(Data entries for graphics)

((

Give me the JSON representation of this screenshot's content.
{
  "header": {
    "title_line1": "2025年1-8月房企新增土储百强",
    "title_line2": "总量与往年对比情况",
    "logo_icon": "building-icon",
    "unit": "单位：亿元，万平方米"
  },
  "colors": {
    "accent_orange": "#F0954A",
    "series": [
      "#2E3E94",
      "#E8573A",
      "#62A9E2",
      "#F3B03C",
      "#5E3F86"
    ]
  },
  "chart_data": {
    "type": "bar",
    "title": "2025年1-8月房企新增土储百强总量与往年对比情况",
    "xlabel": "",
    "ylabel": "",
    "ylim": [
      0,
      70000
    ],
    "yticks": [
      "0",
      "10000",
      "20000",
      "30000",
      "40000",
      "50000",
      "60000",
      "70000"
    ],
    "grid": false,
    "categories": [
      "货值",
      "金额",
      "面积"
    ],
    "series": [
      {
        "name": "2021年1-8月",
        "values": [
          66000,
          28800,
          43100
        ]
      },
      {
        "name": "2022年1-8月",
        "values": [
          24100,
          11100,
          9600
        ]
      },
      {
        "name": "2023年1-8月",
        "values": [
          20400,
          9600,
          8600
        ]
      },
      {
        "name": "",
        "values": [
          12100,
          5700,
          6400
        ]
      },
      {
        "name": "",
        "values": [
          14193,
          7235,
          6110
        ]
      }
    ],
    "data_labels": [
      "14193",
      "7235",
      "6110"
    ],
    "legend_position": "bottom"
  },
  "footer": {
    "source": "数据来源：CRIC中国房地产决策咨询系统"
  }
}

))

** Task statement **
Every entry should be printed again exactly as it stands.

** The result **
Give me the JSON representation of this screenshot's content.
{
  "header": {
    "title_line1": "2025年1-8月房企新增土储百强",
    "title_line2": "总量与往年对比情况",
    "logo_icon": "building-icon",
    "unit": "单位：亿元，万平方米"
  },
  "colors": {
    "accent_orange": "#F0954A",
    "series": [
      "#2E3E94",
      "#E8573A",
      "#62A9E2",
      "#F3B03C",
      "#5E3F86"
    ]
  },
  "chart_data": {
    "type": "bar",
    "title": "2025年1-8月房企新增土储百强总量与往年对比情况",
    "xlabel": "",
    "ylabel": "",
    "ylim": [
      0,
      70000
    ],
    "yticks": [
      "0",
      "10000",
      "20000",
      "30000",
      "40000",
      "50000",
      "60000",
      "70000"
    ],
    "grid": false,
    "categories": [
      "货值",
      "金额",
      "面积"
    ],
    "series": [
      {
        "name": "2021年1-8月",
        "values": [
          66000,
          28800,
          43100
        ]
      },
      {
        "name": "2022年1-8月",
        "values": [
          24100,
          11100,
          9600
        ]
      },
      {
        "name": "2023年1-8月",
        "values": [
          20400,
          9600,
          8600
        ]
      },
      {
        "name": "",
        "values": [
          12100,
          5700,
          6400
        ]
      },
      {
        "name": "",
        "values": [
          14193,
          7235,
          6110
        ]
      }
    ],
    "data_labels": [
      "14193",
      "7235",
      "6110"
    ],
    "legend_position": "bottom"
  },
  "footer": {
    "source": "数据来源：CRIC中国房地产决策咨询系统"
  }
}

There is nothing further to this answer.